GIVEN EXERCISE
Any picture among the records should be left out, please; retype the rest exactly.

Collected data entries
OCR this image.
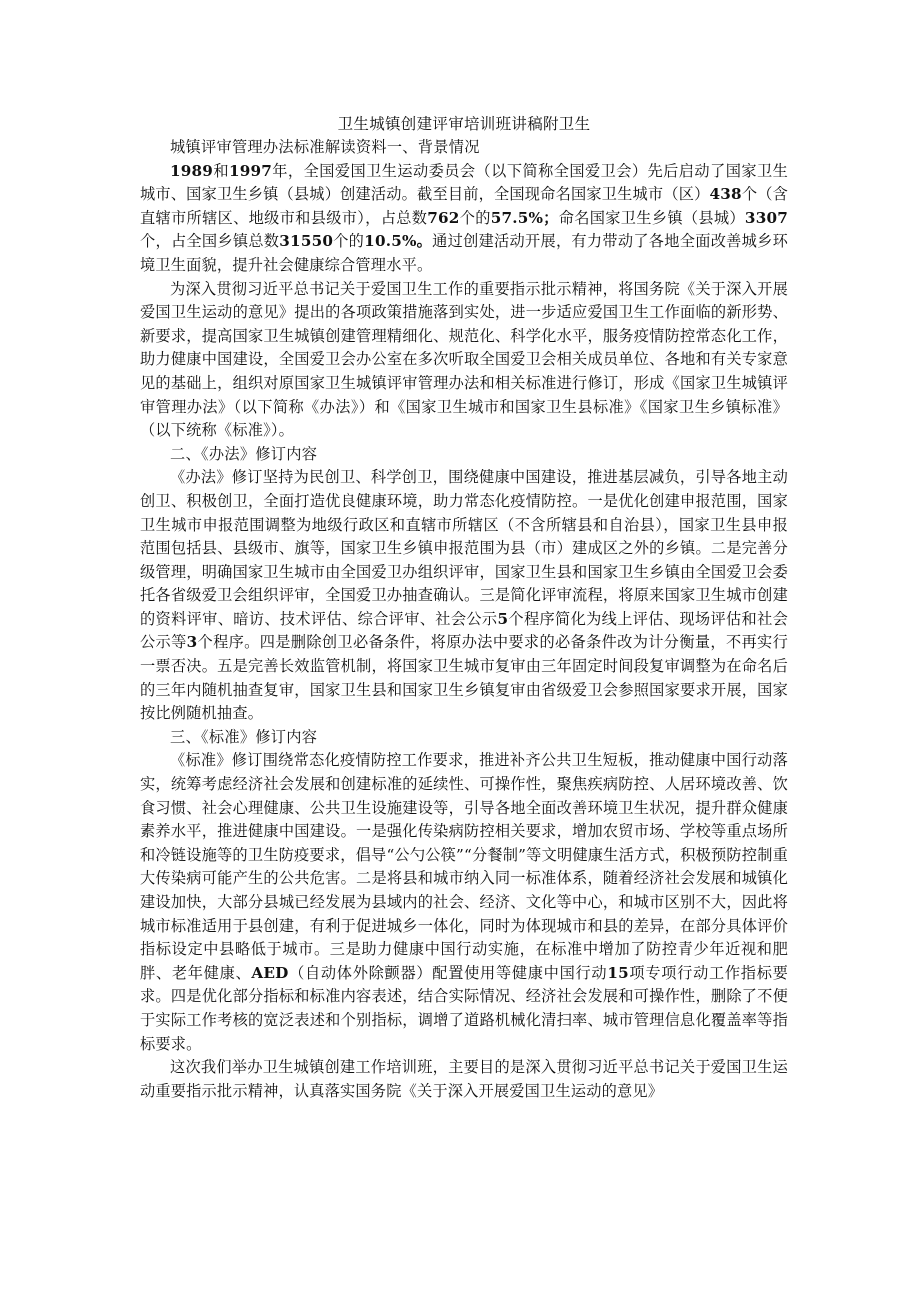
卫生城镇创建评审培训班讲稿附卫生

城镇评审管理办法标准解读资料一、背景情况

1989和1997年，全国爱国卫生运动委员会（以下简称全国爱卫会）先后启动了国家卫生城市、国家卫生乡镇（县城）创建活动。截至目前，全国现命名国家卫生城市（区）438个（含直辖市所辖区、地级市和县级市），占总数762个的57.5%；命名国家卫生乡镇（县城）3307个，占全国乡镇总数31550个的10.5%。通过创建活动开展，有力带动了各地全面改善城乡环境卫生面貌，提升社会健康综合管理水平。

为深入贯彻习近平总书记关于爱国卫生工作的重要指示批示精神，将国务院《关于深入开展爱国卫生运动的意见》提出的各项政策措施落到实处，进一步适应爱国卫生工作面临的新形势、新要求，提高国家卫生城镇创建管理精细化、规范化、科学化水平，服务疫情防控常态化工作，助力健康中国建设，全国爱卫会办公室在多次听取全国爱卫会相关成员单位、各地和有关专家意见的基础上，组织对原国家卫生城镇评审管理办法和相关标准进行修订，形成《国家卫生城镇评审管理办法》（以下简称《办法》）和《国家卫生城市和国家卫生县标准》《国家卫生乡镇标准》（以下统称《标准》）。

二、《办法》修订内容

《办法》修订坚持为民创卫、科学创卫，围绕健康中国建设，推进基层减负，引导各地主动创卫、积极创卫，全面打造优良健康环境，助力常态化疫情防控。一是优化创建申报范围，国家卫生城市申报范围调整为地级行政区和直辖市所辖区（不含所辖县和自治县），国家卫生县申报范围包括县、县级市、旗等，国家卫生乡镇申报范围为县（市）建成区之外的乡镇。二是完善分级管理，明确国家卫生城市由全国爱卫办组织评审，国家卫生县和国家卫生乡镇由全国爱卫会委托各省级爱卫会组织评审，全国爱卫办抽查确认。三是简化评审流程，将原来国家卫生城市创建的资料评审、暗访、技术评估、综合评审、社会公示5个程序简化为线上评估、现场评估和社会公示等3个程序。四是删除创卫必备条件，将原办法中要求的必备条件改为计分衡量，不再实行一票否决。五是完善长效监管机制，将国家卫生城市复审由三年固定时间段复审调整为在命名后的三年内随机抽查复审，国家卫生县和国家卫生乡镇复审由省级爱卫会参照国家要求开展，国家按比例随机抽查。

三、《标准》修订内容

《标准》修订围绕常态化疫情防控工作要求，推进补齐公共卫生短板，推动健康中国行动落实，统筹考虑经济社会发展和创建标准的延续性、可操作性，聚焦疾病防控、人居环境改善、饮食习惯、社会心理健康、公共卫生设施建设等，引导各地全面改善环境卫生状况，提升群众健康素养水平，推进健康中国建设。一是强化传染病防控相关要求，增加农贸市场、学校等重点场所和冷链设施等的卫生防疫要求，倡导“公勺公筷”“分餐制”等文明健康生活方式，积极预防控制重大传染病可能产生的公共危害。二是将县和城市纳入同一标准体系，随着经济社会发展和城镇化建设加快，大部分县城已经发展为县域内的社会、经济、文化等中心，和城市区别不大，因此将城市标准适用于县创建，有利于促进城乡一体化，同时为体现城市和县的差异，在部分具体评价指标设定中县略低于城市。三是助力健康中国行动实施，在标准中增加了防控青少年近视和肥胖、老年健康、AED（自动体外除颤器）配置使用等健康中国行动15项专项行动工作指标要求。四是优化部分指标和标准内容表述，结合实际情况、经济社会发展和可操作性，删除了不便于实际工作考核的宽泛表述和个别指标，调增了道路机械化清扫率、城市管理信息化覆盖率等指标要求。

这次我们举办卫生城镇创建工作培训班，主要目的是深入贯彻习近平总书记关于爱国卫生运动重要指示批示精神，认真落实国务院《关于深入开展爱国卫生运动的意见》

FULL RESPONSE
OCR this image.
卫生城镇创建评审培训班讲稿附卫生

城镇评审管理办法标准解读资料一、背景情况

1989和1997年，全国爱国卫生运动委员会（以下简称全国爱卫会）先后启动了国家卫生城市、国家卫生乡镇（县城）创建活动。截至目前，全国现命名国家卫生城市（区）438个（含直辖市所辖区、地级市和县级市），占总数762个的57.5%；命名国家卫生乡镇（县城）3307个，占全国乡镇总数31550个的10.5%。通过创建活动开展，有力带动了各地全面改善城乡环境卫生面貌，提升社会健康综合管理水平。

为深入贯彻习近平总书记关于爱国卫生工作的重要指示批示精神，将国务院《关于深入开展爱国卫生运动的意见》提出的各项政策措施落到实处，进一步适应爱国卫生工作面临的新形势、新要求，提高国家卫生城镇创建管理精细化、规范化、科学化水平，服务疫情防控常态化工作，助力健康中国建设，全国爱卫会办公室在多次听取全国爱卫会相关成员单位、各地和有关专家意见的基础上，组织对原国家卫生城镇评审管理办法和相关标准进行修订，形成《国家卫生城镇评审管理办法》（以下简称《办法》）和《国家卫生城市和国家卫生县标准》《国家卫生乡镇标准》（以下统称《标准》）。

二、《办法》修订内容

《办法》修订坚持为民创卫、科学创卫，围绕健康中国建设，推进基层减负，引导各地主动创卫、积极创卫，全面打造优良健康环境，助力常态化疫情防控。一是优化创建申报范围，国家卫生城市申报范围调整为地级行政区和直辖市所辖区（不含所辖县和自治县），国家卫生县申报范围包括县、县级市、旗等，国家卫生乡镇申报范围为县（市）建成区之外的乡镇。二是完善分级管理，明确国家卫生城市由全国爱卫办组织评审，国家卫生县和国家卫生乡镇由全国爱卫会委托各省级爱卫会组织评审，全国爱卫办抽查确认。三是简化评审流程，将原来国家卫生城市创建的资料评审、暗访、技术评估、综合评审、社会公示5个程序简化为线上评估、现场评估和社会公示等3个程序。四是删除创卫必备条件，将原办法中要求的必备条件改为计分衡量，不再实行一票否决。五是完善长效监管机制，将国家卫生城市复审由三年固定时间段复审调整为在命名后的三年内随机抽查复审，国家卫生县和国家卫生乡镇复审由省级爱卫会参照国家要求开展，国家按比例随机抽查。

三、《标准》修订内容

《标准》修订围绕常态化疫情防控工作要求，推进补齐公共卫生短板，推动健康中国行动落实，统筹考虑经济社会发展和创建标准的延续性、可操作性，聚焦疾病防控、人居环境改善、饮食习惯、社会心理健康、公共卫生设施建设等，引导各地全面改善环境卫生状况，提升群众健康素养水平，推进健康中国建设。一是强化传染病防控相关要求，增加农贸市场、学校等重点场所和冷链设施等的卫生防疫要求，倡导“公勺公筷”“分餐制”等文明健康生活方式，积极预防控制重大传染病可能产生的公共危害。二是将县和城市纳入同一标准体系，随着经济社会发展和城镇化建设加快，大部分县城已经发展为县域内的社会、经济、文化等中心，和城市区别不大，因此将城市标准适用于县创建，有利于促进城乡一体化，同时为体现城市和县的差异，在部分具体评价指标设定中县略低于城市。三是助力健康中国行动实施，在标准中增加了防控青少年近视和肥胖、老年健康、AED（自动体外除颤器）配置使用等健康中国行动15项专项行动工作指标要求。四是优化部分指标和标准内容表述，结合实际情况、经济社会发展和可操作性，删除了不便于实际工作考核的宽泛表述和个别指标，调增了道路机械化清扫率、城市管理信息化覆盖率等指标要求。

这次我们举办卫生城镇创建工作培训班，主要目的是深入贯彻习近平总书记关于爱国卫生运动重要指示批示精神，认真落实国务院《关于深入开展爱国卫生运动的意见》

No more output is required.